PROBLEM:
Each entry that follows is to be retyped exactly. Pictures do not belong in the copy.

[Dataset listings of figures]

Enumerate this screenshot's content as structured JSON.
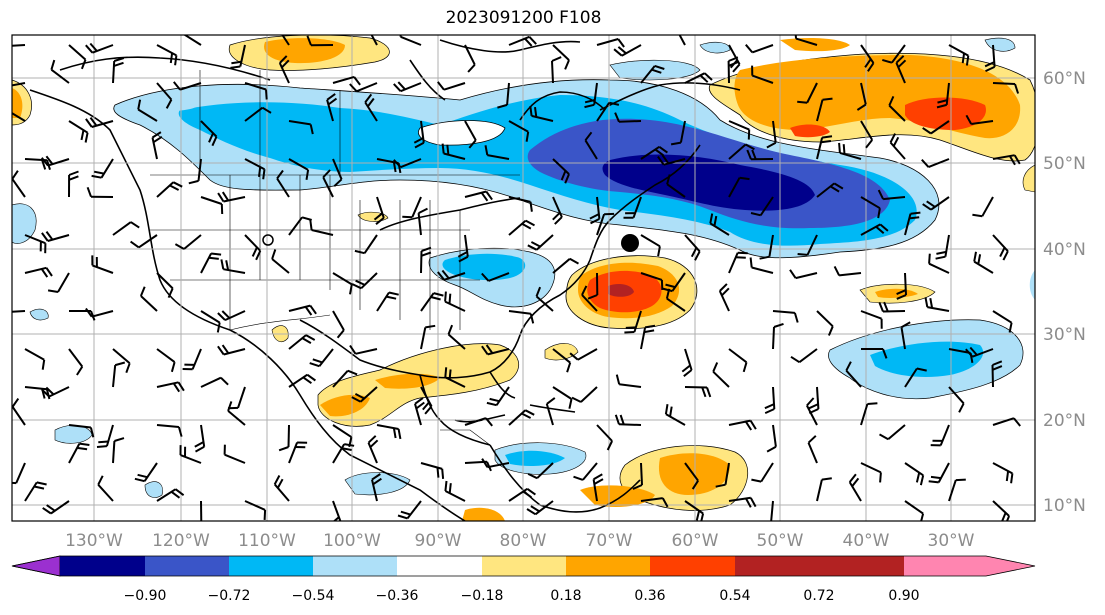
{
  "title": "2023091200 F108",
  "longitude_labels": [
    "130°W",
    "120°W",
    "110°W",
    "100°W",
    "90°W",
    "80°W",
    "70°W",
    "60°W",
    "50°W",
    "40°W",
    "30°W"
  ],
  "latitude_labels": [
    "60°N",
    "50°N",
    "40°N",
    "30°N",
    "20°N",
    "10°N"
  ],
  "colorbar": {
    "tick_labels": [
      "−0.90",
      "−0.72",
      "−0.54",
      "−0.36",
      "−0.18",
      "0.18",
      "0.36",
      "0.54",
      "0.72",
      "0.90"
    ],
    "colors": [
      "#9b30d0",
      "#00008b",
      "#3a55c8",
      "#00b8f5",
      "#aee0f8",
      "#ffffff",
      "#ffe680",
      "#ffa500",
      "#ff4000",
      "#b22222",
      "#ff85b0"
    ]
  },
  "map_extent": {
    "lon": [
      -141,
      -20
    ],
    "lat": [
      8,
      65
    ]
  },
  "anomaly_colors": {
    "neg_strong": "#00008b",
    "neg_mid": "#3a55c8",
    "neg_light": "#00b8f5",
    "neg_pale": "#aee0f8",
    "pos_pale": "#ffe680",
    "pos_light": "#ffa500",
    "pos_mid": "#ff4000",
    "pos_strong": "#b22222"
  },
  "storm_marker_icon": "black-dot-icon"
}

ANSWER TO THIS PROBLEM:
Enumerate this screenshot's content as structured JSON.
{
  "title": "2023091200 F108",
  "longitude_labels": [
    "130°W",
    "120°W",
    "110°W",
    "100°W",
    "90°W",
    "80°W",
    "70°W",
    "60°W",
    "50°W",
    "40°W",
    "30°W"
  ],
  "latitude_labels": [
    "60°N",
    "50°N",
    "40°N",
    "30°N",
    "20°N",
    "10°N"
  ],
  "colorbar": {
    "tick_labels": [
      "−0.90",
      "−0.72",
      "−0.54",
      "−0.36",
      "−0.18",
      "0.18",
      "0.36",
      "0.54",
      "0.72",
      "0.90"
    ],
    "colors": [
      "#9b30d0",
      "#00008b",
      "#3a55c8",
      "#00b8f5",
      "#aee0f8",
      "#ffffff",
      "#ffe680",
      "#ffa500",
      "#ff4000",
      "#b22222",
      "#ff85b0"
    ]
  },
  "map_extent": {
    "lon": [
      -141,
      -20
    ],
    "lat": [
      8,
      65
    ]
  },
  "anomaly_colors": {
    "neg_strong": "#00008b",
    "neg_mid": "#3a55c8",
    "neg_light": "#00b8f5",
    "neg_pale": "#aee0f8",
    "pos_pale": "#ffe680",
    "pos_light": "#ffa500",
    "pos_mid": "#ff4000",
    "pos_strong": "#b22222"
  },
  "storm_marker_icon": "black-dot-icon"
}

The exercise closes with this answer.